• Problem set:
**1.** In the text about the Upper Delaware River, which cast does the writer name as a favorite?
**2.** Return, word for word, the part of the Upper Delaware River text that opens with the words containing "Every Friday night" and closes with "I can float!".
━━ Page text
Upper Delaware River pictures with a story!

It's not all about catching trout.

A few things that keep me coming back to this river...

Every Friday night I check weather.com. When I see "Scattered T-Storms", I know it's going to be a phenominal day. I then check the flows and water temps because this dictates whether I'll be floating or wade fishing. I prefer to float because I can cover so much more water and there are so many pools I really enjoy fishing. Wading to some of these spots is not possible and the spots that I can wade to would make me get in my car every few hours and drive. I pray to the dam gods to release just enough water whereas I can float!

Some of the challenges of this river are the wind, the algae in the water, and of course choosing the right bug. Also, have you noticed that with every step you take to get yourself closer to a rising trout, that trout will move two steps further away from you! This river aint no Cairns pool!

Are these fish any more educated than other fish? I don't think so. I believe that the delaware has so many different currents flowing along that you really need to know how to cast. A favorite of mine is the puddle cast. The other small item is that there are always so many different insects coming off the river at once. Trying to figure out which one these fish are taking is the key.

Many say the river has become over populated. That's ok too. I'm willing to bet that most people aren't catching a ton of fish just for the reasons I mentioned above. I was skunked last weekend (unless we count the 3-4 6-8" trout I brought to hand). I fished over 1 trout for 5-6 hours straight. I had quite a few refusals on that guy. Then a few times he took my fly and I didn't set the hook on time. I never stung him though which was a good thing because he just kept on rising. I don't think the problem was with my fly or presentation. I think it had everything to do with my sulpher turning into an olive with an olive shuck every time my fly hit the water. I will say that this fish kept me quite busy for a long time! This is my kind of fishing.
━━━━
━━ Supplied records
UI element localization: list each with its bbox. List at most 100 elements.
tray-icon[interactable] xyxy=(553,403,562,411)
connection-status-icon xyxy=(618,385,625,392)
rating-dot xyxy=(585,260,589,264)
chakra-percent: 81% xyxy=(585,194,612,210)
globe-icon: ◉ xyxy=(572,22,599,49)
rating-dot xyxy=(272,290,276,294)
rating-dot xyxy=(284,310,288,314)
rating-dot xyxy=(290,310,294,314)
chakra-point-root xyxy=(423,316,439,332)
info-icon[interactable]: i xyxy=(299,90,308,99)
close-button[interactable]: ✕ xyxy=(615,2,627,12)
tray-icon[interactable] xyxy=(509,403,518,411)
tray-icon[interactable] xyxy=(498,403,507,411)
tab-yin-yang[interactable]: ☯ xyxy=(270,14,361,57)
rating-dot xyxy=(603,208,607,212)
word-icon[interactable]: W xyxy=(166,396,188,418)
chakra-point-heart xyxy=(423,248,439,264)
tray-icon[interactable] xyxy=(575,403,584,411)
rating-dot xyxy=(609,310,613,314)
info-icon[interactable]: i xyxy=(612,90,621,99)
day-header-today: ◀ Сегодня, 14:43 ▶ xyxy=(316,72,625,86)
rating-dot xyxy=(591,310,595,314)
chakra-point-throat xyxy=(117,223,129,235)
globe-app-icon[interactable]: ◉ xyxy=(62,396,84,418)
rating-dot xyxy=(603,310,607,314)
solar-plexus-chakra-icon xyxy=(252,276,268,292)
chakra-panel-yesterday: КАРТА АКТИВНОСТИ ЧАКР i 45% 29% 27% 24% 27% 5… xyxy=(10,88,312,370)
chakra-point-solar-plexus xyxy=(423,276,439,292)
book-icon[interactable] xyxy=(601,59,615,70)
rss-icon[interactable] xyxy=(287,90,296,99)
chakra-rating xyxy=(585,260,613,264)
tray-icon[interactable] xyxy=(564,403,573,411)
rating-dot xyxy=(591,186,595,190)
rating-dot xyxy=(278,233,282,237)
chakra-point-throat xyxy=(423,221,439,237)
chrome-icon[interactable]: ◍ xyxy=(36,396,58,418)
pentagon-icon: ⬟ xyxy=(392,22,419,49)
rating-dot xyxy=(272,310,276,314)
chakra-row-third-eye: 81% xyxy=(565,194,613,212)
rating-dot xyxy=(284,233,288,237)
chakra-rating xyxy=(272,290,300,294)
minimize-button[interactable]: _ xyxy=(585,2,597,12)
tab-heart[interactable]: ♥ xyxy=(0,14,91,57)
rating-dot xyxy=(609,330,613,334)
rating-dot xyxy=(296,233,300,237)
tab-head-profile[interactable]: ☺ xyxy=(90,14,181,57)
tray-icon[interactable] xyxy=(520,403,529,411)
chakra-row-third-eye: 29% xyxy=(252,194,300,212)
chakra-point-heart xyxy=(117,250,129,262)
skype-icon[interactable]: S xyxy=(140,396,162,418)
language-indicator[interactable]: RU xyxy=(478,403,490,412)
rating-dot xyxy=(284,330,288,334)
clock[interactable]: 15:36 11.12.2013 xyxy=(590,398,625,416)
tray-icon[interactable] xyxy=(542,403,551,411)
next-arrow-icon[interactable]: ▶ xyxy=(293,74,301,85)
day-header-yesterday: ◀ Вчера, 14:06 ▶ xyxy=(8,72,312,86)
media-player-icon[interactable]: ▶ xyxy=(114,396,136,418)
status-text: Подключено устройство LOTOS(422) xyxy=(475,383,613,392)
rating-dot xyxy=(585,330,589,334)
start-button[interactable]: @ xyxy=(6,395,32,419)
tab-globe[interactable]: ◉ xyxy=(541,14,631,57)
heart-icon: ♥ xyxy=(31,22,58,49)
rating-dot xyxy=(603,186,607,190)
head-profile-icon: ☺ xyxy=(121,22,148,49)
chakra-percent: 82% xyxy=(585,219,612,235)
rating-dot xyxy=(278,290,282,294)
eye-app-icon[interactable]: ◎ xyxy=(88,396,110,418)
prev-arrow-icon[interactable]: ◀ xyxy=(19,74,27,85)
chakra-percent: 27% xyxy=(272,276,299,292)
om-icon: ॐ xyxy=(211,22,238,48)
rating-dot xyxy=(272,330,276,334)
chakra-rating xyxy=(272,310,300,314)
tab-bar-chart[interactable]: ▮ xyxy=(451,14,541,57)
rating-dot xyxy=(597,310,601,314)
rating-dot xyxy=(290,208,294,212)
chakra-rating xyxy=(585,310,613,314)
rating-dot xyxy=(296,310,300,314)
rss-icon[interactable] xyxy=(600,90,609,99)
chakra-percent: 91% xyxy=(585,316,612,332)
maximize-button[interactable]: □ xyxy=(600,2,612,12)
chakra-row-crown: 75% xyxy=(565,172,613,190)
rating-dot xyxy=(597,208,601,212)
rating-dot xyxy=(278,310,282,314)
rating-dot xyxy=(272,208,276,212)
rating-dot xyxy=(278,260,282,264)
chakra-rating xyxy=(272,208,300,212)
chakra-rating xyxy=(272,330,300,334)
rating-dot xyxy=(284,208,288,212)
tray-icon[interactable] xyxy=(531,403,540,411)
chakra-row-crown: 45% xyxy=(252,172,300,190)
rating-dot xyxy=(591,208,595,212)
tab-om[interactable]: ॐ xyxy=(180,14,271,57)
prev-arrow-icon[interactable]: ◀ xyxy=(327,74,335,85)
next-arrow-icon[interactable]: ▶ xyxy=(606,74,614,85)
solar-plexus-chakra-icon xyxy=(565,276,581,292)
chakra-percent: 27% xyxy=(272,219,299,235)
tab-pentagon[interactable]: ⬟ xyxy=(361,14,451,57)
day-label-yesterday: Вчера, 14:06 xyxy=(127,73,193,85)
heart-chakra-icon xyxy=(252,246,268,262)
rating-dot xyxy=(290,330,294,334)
━━━━
• List of solutions:
**1.** The puddle cast.

**2.**
Every Friday night I check weather.com. When I see "Scattered T-Storms", I know it's going to be a phenominal day. I then check the flows and water temps because this dictates whether I'll be floating or wade fishing. I prefer to float because I can cover so much more water and there are so many pools I really enjoy fishing. Wading to some of these spots is not possible and the spots that I can wade to would make me get in my car every few hours and drive. I pray to the dam gods to release just enough water whereas I can float!